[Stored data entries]
______

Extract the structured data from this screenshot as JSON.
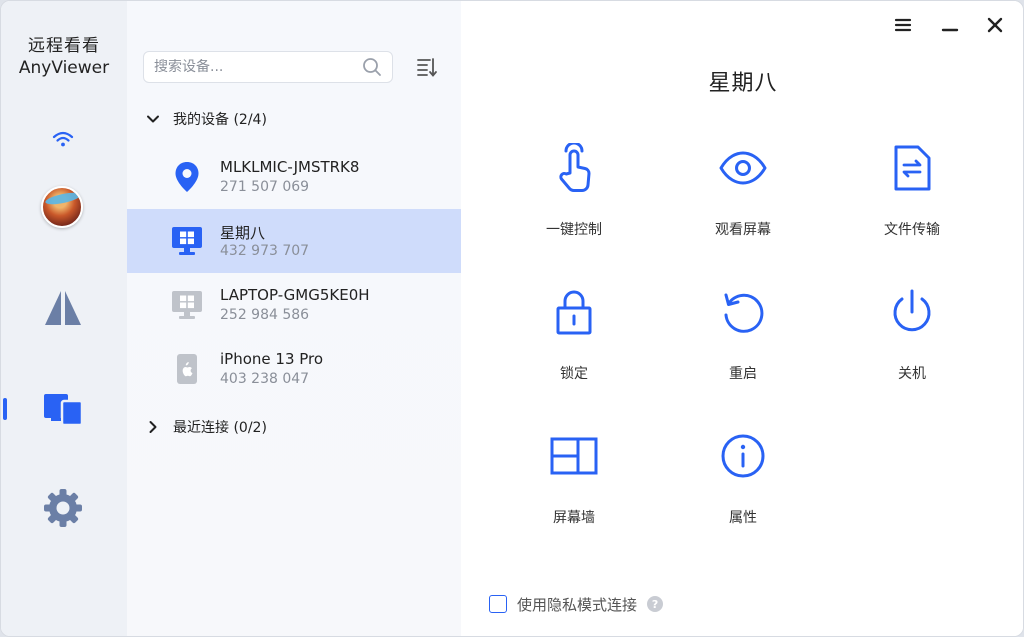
{
  "app": {
    "brand_cn": "远程看看",
    "brand_en": "AnyViewer",
    "accent": "#2962f4"
  },
  "rail": {
    "items": [
      {
        "name": "wifi-icon"
      },
      {
        "name": "avatar"
      },
      {
        "name": "connect-icon"
      },
      {
        "name": "devices-icon",
        "active": true
      },
      {
        "name": "gear-icon"
      }
    ]
  },
  "search": {
    "placeholder": "搜索设备..."
  },
  "groups": [
    {
      "label": "我的设备 (2/4)",
      "expanded": true
    },
    {
      "label": "最近连接 (0/2)",
      "expanded": false
    }
  ],
  "devices": [
    {
      "name": "MLKLMIC-JMSTRK8",
      "id": "271 507 069",
      "icon": "location-pin-icon",
      "selected": false
    },
    {
      "name": "星期八",
      "id": "432 973 707",
      "icon": "windows-pc-icon",
      "selected": true
    },
    {
      "name": "LAPTOP-GMG5KE0H",
      "id": "252 984 586",
      "icon": "windows-pc-icon",
      "selected": false
    },
    {
      "name": "iPhone 13 Pro",
      "id": "403 238 047",
      "icon": "iphone-icon",
      "selected": false
    }
  ],
  "main": {
    "title": "星期八",
    "actions": [
      {
        "label": "一键控制",
        "icon": "tap-control-icon"
      },
      {
        "label": "观看屏幕",
        "icon": "eye-icon"
      },
      {
        "label": "文件传输",
        "icon": "file-transfer-icon"
      },
      {
        "label": "锁定",
        "icon": "lock-icon"
      },
      {
        "label": "重启",
        "icon": "restart-icon"
      },
      {
        "label": "关机",
        "icon": "power-icon"
      },
      {
        "label": "屏幕墙",
        "icon": "screen-wall-icon"
      },
      {
        "label": "属性",
        "icon": "info-icon"
      }
    ],
    "privacy_label": "使用隐私模式连接",
    "privacy_checked": false
  }
}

______

#### GOAL
Write out the whole listing exactly, and drop the pictures.

#### FINAL RESULT
Extract the structured data from this screenshot as JSON.
{
  "app": {
    "brand_cn": "远程看看",
    "brand_en": "AnyViewer",
    "accent": "#2962f4"
  },
  "rail": {
    "items": [
      {
        "name": "wifi-icon"
      },
      {
        "name": "avatar"
      },
      {
        "name": "connect-icon"
      },
      {
        "name": "devices-icon",
        "active": true
      },
      {
        "name": "gear-icon"
      }
    ]
  },
  "search": {
    "placeholder": "搜索设备..."
  },
  "groups": [
    {
      "label": "我的设备 (2/4)",
      "expanded": true
    },
    {
      "label": "最近连接 (0/2)",
      "expanded": false
    }
  ],
  "devices": [
    {
      "name": "MLKLMIC-JMSTRK8",
      "id": "271 507 069",
      "icon": "location-pin-icon",
      "selected": false
    },
    {
      "name": "星期八",
      "id": "432 973 707",
      "icon": "windows-pc-icon",
      "selected": true
    },
    {
      "name": "LAPTOP-GMG5KE0H",
      "id": "252 984 586",
      "icon": "windows-pc-icon",
      "selected": false
    },
    {
      "name": "iPhone 13 Pro",
      "id": "403 238 047",
      "icon": "iphone-icon",
      "selected": false
    }
  ],
  "main": {
    "title": "星期八",
    "actions": [
      {
        "label": "一键控制",
        "icon": "tap-control-icon"
      },
      {
        "label": "观看屏幕",
        "icon": "eye-icon"
      },
      {
        "label": "文件传输",
        "icon": "file-transfer-icon"
      },
      {
        "label": "锁定",
        "icon": "lock-icon"
      },
      {
        "label": "重启",
        "icon": "restart-icon"
      },
      {
        "label": "关机",
        "icon": "power-icon"
      },
      {
        "label": "屏幕墙",
        "icon": "screen-wall-icon"
      },
      {
        "label": "属性",
        "icon": "info-icon"
      }
    ],
    "privacy_label": "使用隐私模式连接",
    "privacy_checked": false
  }
}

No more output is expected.